Material for this task –
--------------------------------

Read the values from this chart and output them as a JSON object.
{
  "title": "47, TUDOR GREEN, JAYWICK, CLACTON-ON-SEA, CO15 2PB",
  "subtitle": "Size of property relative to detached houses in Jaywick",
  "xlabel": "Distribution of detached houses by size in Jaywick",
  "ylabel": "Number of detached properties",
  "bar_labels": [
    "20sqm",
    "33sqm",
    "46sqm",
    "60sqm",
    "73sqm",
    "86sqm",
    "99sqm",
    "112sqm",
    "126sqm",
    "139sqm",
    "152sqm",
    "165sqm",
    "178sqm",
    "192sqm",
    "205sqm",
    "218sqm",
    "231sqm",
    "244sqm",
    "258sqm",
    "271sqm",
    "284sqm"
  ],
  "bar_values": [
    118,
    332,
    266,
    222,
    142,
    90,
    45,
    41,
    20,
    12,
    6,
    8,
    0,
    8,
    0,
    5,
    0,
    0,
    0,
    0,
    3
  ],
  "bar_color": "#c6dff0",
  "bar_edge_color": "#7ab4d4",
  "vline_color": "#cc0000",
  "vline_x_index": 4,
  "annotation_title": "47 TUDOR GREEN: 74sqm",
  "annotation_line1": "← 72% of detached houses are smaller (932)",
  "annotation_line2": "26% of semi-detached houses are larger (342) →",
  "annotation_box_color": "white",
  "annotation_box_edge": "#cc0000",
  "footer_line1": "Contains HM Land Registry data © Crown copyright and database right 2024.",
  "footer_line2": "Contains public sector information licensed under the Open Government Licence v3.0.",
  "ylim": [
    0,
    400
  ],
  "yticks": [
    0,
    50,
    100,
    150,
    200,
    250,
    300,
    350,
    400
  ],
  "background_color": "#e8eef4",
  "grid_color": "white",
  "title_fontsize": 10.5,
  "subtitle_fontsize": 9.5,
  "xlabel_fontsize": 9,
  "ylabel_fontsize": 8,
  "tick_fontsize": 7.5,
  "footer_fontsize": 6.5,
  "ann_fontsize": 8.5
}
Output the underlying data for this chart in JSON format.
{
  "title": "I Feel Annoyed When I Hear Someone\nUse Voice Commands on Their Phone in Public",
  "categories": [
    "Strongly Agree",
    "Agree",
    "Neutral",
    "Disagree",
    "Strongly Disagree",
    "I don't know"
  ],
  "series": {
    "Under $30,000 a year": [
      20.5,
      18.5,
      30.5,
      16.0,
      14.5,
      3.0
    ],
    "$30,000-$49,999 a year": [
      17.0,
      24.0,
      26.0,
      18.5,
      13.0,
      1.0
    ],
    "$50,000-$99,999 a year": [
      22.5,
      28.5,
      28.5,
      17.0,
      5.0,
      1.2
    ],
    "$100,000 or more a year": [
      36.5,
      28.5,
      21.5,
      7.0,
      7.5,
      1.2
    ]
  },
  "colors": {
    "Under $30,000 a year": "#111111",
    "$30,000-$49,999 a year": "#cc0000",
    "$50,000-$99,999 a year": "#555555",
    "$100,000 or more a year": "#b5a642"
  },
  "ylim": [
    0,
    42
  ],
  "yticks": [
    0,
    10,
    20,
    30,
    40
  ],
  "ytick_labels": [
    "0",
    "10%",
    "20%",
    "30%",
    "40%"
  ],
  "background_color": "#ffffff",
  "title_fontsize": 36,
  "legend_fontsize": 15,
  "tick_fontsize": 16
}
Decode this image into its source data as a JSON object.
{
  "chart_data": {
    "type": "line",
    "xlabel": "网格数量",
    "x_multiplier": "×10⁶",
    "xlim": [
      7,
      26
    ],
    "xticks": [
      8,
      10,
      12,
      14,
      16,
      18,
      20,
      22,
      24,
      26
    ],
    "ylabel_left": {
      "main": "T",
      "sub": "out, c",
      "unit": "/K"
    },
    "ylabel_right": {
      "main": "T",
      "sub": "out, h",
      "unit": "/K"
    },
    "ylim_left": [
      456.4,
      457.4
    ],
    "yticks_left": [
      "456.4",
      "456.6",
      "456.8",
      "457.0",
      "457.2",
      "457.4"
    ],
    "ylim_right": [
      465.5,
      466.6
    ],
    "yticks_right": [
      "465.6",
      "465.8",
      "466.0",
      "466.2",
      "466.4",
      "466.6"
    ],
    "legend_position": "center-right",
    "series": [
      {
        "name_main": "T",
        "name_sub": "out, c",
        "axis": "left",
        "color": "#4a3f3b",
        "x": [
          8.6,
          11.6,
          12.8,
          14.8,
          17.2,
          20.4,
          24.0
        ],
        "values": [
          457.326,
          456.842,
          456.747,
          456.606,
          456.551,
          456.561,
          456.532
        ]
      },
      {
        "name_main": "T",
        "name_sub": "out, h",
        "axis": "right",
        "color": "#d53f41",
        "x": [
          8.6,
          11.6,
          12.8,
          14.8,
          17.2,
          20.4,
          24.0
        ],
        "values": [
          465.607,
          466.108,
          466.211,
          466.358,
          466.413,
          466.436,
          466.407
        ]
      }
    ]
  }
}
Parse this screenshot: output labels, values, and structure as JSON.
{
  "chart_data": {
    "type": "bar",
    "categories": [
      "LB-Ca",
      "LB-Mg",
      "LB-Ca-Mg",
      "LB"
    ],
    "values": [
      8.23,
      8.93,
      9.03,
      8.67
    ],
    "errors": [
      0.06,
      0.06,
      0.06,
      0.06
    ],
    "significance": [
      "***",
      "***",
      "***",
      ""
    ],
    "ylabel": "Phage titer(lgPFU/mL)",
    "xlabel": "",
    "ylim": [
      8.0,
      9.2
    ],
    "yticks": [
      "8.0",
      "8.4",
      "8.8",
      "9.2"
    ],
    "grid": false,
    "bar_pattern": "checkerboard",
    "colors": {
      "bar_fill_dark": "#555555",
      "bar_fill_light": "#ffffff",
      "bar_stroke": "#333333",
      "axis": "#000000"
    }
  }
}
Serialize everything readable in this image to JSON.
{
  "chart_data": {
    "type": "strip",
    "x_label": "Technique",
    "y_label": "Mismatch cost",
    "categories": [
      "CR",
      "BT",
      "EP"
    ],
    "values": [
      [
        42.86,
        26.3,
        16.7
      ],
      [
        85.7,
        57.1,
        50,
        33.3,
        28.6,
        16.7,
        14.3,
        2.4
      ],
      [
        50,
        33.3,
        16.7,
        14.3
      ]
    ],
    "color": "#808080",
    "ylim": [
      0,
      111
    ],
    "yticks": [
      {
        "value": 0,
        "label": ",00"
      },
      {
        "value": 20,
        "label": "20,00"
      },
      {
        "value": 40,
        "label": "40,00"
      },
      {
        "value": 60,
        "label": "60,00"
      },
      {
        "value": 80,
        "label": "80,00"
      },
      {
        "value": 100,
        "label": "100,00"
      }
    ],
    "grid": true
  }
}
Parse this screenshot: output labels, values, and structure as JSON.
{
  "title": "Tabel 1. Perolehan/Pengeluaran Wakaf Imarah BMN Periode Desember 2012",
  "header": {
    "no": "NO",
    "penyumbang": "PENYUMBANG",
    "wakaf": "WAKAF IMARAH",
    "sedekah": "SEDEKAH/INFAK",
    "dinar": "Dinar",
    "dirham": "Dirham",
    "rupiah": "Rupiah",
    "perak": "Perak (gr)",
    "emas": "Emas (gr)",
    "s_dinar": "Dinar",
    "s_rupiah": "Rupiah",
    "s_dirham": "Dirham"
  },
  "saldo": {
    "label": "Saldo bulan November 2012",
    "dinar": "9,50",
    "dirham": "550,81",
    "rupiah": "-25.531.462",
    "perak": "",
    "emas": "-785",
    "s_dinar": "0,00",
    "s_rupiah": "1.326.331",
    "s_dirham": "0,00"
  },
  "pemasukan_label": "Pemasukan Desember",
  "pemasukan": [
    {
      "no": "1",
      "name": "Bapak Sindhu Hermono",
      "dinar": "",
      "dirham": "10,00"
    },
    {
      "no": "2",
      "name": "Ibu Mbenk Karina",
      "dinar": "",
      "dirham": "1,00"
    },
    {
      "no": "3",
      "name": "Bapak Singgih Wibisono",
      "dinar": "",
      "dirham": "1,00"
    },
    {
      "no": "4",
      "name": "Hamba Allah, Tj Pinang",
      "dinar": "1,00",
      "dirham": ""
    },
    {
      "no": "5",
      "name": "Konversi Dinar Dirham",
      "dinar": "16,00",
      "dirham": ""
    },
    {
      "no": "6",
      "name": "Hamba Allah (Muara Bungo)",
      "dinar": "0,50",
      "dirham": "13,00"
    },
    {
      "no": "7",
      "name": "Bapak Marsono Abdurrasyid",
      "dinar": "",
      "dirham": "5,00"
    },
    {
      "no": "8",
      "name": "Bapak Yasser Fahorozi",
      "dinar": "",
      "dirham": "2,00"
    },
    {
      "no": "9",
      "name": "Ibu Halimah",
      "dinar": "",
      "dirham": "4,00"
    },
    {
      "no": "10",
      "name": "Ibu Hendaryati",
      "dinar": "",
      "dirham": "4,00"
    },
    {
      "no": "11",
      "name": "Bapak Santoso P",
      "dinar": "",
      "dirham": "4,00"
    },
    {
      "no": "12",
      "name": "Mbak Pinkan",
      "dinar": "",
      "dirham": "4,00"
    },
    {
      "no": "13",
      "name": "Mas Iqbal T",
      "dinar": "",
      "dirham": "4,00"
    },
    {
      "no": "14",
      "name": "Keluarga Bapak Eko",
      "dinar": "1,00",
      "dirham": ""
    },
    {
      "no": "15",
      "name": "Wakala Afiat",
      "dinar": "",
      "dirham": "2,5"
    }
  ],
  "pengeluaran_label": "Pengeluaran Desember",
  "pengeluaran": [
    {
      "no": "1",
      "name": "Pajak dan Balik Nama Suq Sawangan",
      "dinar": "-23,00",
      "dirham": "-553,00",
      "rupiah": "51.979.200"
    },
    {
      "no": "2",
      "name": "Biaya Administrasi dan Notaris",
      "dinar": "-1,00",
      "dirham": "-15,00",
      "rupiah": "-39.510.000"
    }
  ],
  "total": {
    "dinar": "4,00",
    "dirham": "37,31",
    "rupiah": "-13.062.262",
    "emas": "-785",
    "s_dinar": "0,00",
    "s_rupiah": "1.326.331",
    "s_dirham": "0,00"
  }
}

--------------------------------

Your instructions – Find the lines above that include the string "Allah" and copy them.

Solution for this exercise –
      "name": "Hamba Allah, Tj Pinang",
      "name": "Hamba Allah (Muara Bungo)",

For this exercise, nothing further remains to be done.